WHAT IS EXPECTED
Gather from the listing below each line that includes the word "desacuerdo", and copy it.

# # # #

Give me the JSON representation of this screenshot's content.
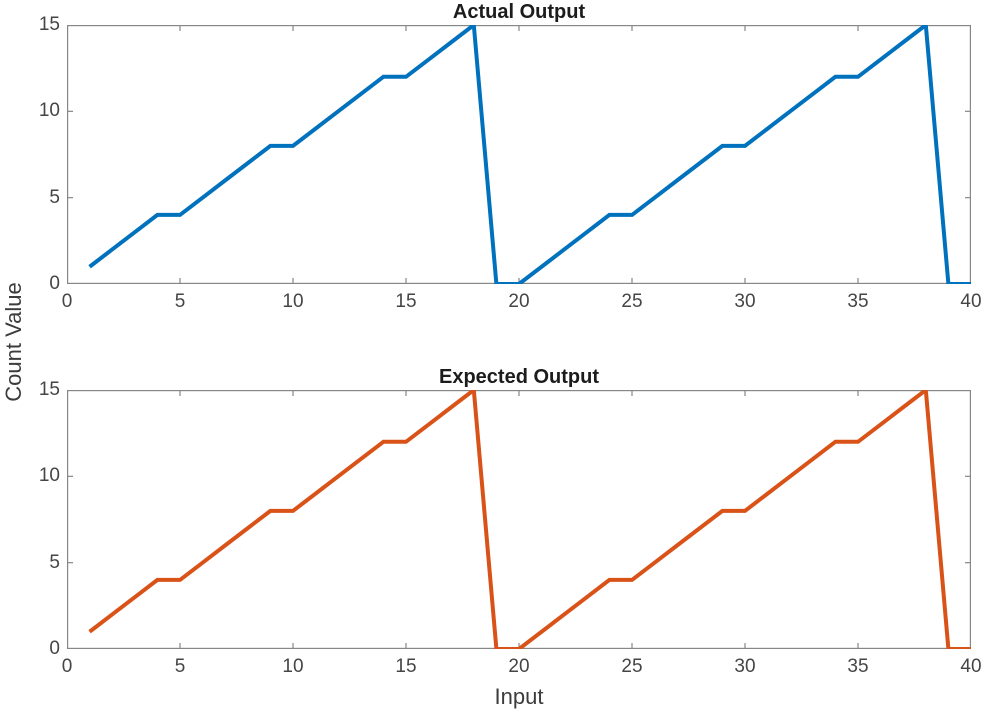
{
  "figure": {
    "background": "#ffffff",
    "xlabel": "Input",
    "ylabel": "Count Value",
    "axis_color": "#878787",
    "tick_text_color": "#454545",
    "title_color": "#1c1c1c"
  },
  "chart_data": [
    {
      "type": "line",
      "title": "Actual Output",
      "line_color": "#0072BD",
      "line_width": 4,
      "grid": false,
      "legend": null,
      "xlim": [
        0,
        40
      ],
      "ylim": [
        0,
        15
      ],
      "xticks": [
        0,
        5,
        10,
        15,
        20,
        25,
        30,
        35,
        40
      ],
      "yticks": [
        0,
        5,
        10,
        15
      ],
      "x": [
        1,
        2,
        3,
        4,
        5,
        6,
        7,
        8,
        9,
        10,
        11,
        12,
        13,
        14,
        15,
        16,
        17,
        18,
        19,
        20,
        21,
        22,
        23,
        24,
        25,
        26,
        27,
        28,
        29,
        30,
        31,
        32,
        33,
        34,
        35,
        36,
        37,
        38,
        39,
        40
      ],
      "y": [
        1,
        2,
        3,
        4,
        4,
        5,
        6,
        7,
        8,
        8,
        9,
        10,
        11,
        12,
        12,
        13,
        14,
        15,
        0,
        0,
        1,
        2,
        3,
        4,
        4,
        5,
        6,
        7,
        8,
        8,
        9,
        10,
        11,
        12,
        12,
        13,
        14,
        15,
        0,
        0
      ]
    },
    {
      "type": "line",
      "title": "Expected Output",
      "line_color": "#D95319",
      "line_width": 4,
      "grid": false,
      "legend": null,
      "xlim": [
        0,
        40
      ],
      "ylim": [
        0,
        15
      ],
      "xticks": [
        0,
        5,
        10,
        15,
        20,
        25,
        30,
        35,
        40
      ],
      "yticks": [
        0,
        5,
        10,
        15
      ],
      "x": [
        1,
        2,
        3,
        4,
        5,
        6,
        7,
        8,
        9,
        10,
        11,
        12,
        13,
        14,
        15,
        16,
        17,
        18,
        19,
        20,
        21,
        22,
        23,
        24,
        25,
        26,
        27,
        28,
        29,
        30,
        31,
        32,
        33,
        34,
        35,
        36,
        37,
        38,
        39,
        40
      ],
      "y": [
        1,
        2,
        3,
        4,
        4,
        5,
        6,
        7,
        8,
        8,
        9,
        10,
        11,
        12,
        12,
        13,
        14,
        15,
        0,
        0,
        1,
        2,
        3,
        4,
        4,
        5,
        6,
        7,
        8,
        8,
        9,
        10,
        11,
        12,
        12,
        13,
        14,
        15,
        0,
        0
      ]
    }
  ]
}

# # # #

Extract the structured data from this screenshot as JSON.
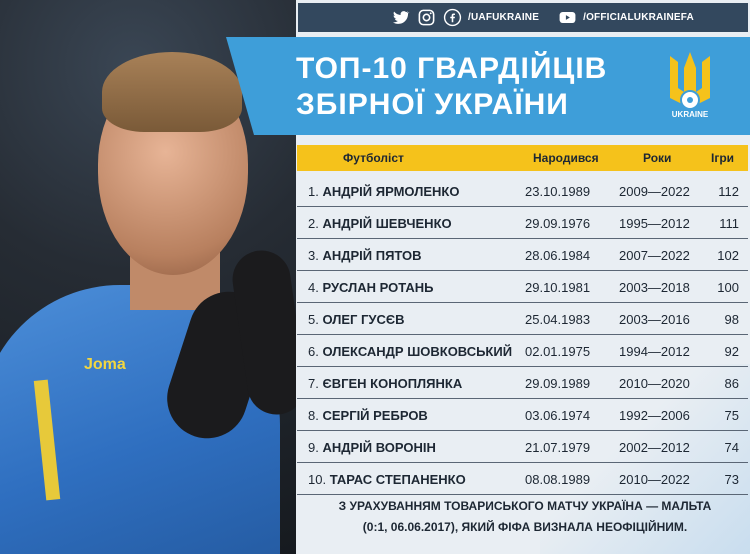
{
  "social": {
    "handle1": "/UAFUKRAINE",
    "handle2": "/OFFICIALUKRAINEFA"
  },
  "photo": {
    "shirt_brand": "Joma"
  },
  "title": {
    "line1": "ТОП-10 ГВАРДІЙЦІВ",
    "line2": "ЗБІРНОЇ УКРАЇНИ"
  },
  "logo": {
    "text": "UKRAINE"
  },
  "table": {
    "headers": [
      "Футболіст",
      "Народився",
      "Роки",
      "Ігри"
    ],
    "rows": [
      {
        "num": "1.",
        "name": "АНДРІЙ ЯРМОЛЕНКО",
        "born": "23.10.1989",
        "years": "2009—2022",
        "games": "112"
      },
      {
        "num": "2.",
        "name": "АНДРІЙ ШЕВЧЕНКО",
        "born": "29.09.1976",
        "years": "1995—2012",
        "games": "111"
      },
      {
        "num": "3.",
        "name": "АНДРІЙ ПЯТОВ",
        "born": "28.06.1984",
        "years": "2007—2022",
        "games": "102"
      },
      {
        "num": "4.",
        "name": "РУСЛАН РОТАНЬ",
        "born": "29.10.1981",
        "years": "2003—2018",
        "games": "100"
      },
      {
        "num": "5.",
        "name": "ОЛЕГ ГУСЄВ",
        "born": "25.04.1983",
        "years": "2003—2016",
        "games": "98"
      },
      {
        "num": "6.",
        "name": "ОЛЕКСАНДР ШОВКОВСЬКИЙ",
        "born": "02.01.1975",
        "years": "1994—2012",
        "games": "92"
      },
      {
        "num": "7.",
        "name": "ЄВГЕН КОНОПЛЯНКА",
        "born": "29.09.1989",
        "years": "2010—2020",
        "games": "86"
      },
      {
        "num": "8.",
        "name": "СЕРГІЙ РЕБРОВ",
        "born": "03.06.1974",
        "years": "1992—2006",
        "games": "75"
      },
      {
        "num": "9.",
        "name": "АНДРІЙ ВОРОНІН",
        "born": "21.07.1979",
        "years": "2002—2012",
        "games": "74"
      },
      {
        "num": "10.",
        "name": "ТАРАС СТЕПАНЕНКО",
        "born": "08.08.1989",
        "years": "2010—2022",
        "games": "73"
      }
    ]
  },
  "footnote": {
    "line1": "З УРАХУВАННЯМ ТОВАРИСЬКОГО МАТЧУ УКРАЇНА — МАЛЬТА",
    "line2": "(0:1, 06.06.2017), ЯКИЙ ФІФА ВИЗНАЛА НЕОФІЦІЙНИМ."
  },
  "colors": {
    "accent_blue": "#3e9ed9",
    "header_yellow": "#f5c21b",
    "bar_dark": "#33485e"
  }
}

# # # #

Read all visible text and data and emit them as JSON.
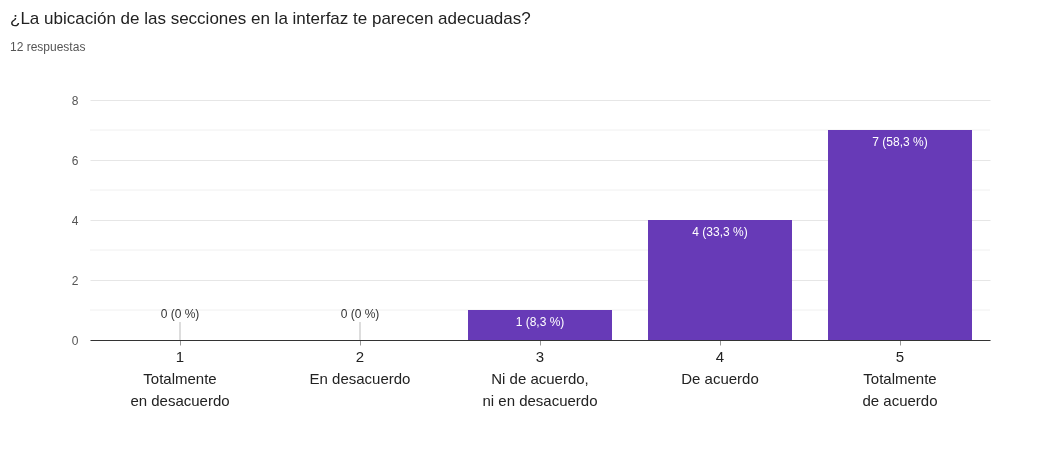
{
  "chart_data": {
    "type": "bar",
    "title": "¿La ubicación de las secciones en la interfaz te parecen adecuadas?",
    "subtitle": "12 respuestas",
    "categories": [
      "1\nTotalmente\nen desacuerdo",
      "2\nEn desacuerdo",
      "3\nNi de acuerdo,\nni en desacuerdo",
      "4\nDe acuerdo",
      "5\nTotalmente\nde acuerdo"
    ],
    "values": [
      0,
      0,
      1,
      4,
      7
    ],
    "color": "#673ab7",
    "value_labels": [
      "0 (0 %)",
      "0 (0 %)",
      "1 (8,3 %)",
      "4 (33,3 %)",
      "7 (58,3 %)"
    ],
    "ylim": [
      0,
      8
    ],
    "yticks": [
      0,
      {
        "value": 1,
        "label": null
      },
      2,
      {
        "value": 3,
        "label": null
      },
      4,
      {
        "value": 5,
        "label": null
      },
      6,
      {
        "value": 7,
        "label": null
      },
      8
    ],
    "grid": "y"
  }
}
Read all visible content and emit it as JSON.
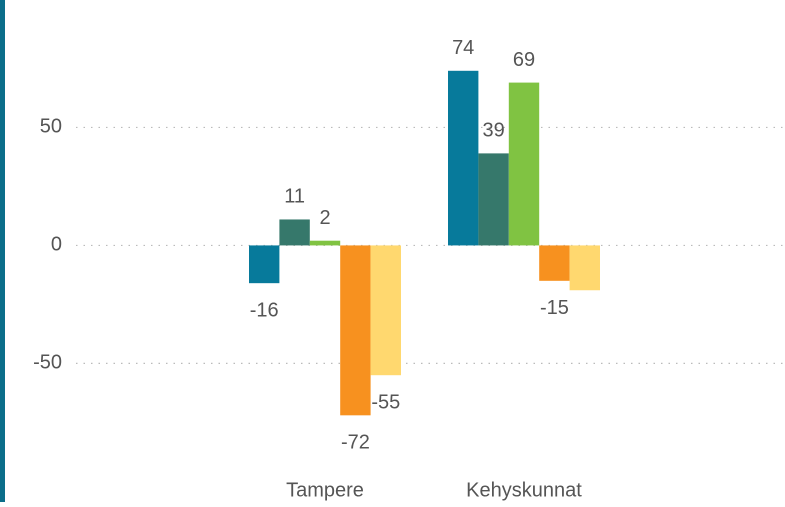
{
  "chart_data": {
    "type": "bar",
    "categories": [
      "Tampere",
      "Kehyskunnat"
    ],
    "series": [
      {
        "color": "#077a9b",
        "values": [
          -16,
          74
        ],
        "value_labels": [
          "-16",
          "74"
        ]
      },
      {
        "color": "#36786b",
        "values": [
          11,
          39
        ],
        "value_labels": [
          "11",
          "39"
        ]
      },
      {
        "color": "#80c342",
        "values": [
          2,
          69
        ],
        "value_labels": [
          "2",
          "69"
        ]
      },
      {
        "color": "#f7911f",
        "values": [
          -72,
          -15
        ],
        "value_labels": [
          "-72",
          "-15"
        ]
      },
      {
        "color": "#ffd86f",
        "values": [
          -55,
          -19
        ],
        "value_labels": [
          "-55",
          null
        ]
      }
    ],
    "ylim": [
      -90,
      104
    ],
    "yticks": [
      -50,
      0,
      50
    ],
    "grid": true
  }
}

# # # #

SOLUTION TO THIS EXERCISE
      "1\nTotalmente\nen desacuerdo",
      "2\nEn desacuerdo",
      "3\nNi de acuerdo,\nni en desacuerdo",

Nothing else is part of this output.